• **SUPPLIED DATA**

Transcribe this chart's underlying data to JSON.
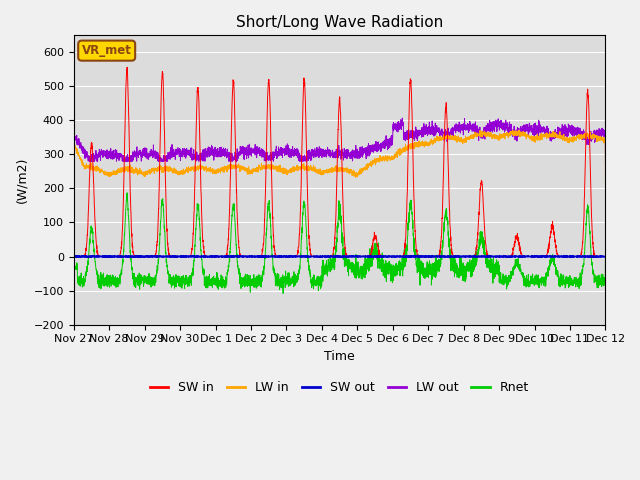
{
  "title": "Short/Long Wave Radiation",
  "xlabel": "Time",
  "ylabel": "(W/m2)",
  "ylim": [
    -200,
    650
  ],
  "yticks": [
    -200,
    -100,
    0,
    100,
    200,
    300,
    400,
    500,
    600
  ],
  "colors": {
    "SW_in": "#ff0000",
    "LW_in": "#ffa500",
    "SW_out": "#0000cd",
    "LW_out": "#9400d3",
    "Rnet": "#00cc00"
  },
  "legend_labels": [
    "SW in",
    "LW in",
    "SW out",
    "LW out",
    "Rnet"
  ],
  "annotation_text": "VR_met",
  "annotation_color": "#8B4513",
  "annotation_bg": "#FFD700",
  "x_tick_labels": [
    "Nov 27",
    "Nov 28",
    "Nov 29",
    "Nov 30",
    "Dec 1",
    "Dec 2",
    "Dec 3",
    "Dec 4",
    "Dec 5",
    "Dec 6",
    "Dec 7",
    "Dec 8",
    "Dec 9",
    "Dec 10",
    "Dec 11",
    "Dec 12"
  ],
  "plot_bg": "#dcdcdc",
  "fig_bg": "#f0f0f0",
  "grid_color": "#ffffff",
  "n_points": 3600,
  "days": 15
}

---

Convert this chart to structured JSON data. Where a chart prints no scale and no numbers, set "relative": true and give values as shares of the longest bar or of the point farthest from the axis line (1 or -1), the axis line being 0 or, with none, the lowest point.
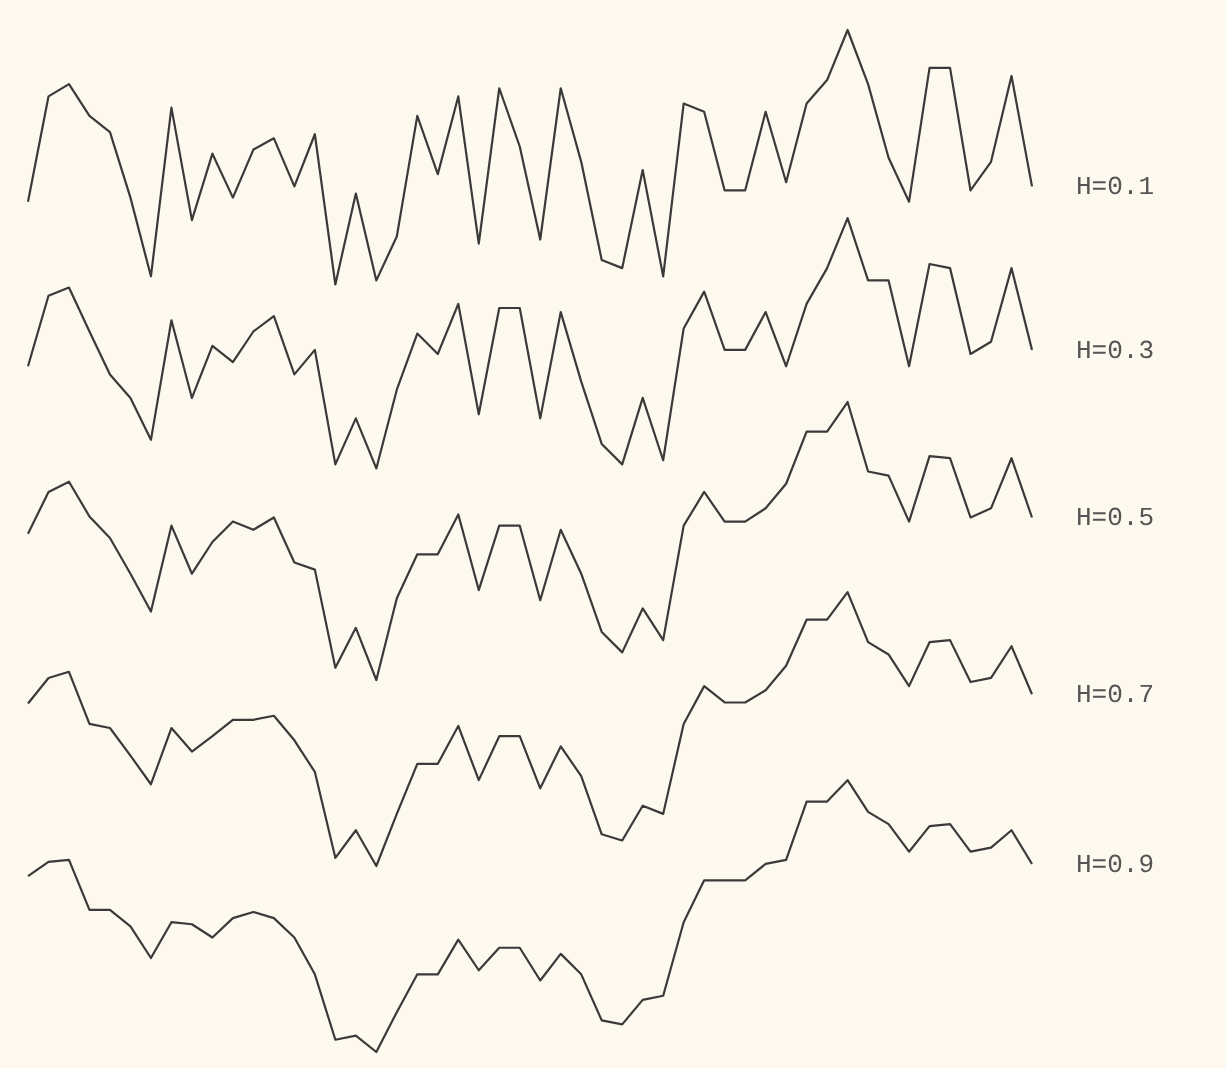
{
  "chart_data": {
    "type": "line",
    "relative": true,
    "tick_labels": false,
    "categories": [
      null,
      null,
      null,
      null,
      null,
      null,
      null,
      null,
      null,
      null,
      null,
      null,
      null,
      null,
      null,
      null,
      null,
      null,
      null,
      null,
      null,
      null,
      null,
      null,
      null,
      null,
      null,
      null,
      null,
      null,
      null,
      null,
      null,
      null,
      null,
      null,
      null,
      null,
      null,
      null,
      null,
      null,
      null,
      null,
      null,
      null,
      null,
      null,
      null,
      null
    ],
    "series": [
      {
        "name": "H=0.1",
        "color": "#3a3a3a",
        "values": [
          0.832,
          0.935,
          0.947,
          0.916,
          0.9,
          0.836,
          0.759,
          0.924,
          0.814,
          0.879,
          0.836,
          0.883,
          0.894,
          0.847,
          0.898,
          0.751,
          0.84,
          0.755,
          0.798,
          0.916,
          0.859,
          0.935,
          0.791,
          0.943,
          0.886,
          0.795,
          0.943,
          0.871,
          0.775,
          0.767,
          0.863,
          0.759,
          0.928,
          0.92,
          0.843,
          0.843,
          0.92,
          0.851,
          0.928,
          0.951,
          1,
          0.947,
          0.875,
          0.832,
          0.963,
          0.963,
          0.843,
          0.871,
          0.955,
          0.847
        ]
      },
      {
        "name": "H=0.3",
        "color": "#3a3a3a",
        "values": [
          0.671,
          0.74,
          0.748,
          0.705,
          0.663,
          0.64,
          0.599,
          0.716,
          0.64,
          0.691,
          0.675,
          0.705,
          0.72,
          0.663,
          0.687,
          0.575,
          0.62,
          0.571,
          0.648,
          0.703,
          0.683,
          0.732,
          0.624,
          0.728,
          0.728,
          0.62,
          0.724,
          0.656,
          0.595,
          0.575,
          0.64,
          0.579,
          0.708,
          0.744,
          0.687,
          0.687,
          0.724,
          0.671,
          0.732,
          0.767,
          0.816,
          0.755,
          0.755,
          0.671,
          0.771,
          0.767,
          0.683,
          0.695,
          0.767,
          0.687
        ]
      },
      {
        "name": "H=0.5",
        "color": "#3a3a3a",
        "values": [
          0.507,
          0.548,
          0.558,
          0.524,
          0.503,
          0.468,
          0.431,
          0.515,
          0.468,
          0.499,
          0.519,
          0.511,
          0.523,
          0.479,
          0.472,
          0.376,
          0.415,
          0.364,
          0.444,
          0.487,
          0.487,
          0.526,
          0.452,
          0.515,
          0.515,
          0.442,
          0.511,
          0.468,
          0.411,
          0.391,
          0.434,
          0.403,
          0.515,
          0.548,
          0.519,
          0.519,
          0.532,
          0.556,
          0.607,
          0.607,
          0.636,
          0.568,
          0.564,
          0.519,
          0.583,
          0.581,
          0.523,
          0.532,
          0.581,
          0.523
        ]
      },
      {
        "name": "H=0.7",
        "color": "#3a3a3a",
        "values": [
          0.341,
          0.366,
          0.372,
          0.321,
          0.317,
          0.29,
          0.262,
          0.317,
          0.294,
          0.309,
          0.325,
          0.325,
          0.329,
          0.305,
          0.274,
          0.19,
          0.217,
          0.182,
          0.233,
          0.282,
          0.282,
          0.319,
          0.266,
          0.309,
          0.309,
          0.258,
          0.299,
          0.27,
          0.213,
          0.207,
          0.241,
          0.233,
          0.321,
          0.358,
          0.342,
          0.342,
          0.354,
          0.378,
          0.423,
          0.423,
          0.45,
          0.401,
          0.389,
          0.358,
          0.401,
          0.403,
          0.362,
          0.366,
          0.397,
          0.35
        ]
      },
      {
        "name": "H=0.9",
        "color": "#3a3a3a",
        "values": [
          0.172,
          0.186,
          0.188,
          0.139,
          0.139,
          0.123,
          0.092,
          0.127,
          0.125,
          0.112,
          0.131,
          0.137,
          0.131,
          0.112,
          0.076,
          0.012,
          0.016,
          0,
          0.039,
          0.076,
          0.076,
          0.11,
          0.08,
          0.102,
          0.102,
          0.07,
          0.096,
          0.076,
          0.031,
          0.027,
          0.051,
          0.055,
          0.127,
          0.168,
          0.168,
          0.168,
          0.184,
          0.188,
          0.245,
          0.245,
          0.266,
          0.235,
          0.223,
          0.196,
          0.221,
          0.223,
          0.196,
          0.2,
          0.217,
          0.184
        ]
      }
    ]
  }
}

• **BRIEF**
Return only the number of lines in the data above that include the word "name".

• **TASK RESPONSE**
5